= Requirements =
Identify each line holding the string "Prefix" and copy it.
..............................
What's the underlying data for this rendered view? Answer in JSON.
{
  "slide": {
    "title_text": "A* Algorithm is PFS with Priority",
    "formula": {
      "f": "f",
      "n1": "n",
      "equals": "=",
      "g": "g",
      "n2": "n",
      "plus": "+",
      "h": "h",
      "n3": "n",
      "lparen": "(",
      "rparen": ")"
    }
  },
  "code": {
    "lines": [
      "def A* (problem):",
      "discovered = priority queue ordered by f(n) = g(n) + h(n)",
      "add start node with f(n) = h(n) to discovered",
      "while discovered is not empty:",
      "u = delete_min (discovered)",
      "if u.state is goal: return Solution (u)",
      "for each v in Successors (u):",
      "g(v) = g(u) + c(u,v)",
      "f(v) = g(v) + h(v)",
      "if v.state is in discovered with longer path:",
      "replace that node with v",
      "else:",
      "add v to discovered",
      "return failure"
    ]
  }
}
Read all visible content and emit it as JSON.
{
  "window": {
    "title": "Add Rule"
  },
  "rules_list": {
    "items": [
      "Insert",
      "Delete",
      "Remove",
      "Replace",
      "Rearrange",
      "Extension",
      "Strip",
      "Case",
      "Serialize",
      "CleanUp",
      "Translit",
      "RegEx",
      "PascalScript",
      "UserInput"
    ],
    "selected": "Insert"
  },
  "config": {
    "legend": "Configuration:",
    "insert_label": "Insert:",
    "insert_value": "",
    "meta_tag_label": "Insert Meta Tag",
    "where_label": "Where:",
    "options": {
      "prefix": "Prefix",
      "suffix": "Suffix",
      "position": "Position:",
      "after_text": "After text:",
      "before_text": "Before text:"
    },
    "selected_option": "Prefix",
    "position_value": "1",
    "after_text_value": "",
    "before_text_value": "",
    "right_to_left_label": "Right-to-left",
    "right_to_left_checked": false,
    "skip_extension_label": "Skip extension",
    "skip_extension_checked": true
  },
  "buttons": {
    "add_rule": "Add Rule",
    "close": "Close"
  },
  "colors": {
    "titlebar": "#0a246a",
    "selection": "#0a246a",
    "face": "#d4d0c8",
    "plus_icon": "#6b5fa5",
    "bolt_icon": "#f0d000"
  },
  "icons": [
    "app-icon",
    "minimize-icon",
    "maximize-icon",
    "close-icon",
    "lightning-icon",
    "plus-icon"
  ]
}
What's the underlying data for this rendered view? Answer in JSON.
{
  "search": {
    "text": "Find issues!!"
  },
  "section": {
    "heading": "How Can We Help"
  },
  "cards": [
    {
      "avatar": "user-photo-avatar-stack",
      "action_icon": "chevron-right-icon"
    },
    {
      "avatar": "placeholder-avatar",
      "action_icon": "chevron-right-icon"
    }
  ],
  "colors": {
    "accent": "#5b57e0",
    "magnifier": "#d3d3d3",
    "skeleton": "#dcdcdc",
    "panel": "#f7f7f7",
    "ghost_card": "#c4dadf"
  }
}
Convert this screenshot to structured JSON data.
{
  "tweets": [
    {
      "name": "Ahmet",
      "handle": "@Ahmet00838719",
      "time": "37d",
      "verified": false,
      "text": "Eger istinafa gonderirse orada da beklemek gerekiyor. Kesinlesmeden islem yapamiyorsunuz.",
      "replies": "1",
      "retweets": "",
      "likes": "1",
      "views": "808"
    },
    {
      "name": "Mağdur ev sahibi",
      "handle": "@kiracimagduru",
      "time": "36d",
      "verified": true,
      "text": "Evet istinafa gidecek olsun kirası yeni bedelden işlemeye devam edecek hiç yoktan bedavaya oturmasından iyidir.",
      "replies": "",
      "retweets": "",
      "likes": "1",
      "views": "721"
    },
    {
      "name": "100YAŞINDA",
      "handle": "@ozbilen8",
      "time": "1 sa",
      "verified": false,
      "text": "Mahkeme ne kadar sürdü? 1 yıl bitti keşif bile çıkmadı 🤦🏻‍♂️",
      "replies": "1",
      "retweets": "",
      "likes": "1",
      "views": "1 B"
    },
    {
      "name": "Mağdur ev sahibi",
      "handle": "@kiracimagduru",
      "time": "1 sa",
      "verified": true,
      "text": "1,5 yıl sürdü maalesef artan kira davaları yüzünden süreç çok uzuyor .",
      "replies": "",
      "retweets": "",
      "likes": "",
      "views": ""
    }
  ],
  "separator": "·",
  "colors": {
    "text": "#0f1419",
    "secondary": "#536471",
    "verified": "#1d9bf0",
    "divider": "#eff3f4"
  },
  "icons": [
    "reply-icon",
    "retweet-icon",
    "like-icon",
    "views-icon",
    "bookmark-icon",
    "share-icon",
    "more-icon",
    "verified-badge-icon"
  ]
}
..............................
= Task output =
      "prefix": "Prefix",
    "selected_option": "Prefix",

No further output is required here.